### PROBLEM STATEMENT
Please work out how many lines in the entries contain "injury", then give that number with nothing added.

### EXTRACTED MATERIAL

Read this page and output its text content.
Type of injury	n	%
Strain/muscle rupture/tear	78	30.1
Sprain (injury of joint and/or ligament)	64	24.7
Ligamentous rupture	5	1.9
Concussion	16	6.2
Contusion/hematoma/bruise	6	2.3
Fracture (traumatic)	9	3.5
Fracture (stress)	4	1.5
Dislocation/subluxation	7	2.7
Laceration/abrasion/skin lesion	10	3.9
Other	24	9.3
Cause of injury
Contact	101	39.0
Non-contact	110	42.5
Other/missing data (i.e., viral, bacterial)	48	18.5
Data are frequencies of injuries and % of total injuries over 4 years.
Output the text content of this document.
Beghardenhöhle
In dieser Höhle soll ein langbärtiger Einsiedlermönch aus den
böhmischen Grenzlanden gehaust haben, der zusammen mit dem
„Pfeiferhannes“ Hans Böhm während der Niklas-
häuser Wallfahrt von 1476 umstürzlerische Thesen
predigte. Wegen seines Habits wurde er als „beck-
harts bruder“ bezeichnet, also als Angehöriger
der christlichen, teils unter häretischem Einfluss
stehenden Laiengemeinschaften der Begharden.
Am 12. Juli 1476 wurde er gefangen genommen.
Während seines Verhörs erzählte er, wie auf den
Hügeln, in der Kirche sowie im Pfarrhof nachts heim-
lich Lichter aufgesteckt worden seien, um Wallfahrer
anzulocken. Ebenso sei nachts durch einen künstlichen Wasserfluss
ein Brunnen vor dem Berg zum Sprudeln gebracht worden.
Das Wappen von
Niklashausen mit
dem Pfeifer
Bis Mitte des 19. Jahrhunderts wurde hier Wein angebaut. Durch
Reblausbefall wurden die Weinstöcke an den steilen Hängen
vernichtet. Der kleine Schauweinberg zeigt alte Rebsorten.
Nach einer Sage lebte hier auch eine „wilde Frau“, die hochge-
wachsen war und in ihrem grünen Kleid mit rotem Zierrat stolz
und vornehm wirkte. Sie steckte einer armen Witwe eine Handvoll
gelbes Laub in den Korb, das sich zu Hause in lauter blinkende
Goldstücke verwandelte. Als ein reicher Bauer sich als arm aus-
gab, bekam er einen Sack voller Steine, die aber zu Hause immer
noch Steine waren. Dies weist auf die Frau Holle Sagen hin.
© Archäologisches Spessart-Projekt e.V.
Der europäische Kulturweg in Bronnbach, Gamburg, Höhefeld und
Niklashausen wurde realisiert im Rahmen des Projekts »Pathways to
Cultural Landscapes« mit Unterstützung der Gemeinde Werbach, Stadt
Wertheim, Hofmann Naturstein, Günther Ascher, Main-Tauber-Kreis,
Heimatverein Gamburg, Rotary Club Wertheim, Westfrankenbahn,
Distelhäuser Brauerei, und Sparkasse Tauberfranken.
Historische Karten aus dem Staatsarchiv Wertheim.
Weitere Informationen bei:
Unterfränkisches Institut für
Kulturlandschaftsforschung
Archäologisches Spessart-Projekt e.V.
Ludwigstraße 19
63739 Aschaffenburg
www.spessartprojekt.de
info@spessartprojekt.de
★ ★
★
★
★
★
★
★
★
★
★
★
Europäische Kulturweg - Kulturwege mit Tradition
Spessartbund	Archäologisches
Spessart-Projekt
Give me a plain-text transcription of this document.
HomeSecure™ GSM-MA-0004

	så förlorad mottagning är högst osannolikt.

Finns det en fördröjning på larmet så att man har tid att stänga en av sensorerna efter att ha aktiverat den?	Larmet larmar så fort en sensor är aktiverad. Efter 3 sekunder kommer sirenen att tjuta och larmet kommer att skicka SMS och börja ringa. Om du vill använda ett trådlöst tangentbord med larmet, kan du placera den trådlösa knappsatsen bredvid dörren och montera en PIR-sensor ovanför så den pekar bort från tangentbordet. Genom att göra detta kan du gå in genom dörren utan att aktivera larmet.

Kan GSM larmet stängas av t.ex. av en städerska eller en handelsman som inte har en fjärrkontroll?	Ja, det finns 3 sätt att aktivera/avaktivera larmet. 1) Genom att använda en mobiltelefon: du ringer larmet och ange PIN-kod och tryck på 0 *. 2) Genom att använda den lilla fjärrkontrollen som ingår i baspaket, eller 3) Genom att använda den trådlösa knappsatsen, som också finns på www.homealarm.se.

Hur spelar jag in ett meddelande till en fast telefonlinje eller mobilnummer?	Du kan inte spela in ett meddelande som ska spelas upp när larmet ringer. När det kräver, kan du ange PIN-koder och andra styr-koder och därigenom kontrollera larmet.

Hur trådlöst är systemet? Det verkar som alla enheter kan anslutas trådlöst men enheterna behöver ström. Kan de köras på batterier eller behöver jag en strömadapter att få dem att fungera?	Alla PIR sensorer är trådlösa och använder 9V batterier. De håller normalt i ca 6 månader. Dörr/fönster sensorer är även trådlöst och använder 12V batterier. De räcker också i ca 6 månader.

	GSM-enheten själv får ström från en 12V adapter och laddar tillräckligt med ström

### ANSWER TO THE EXERCISE
3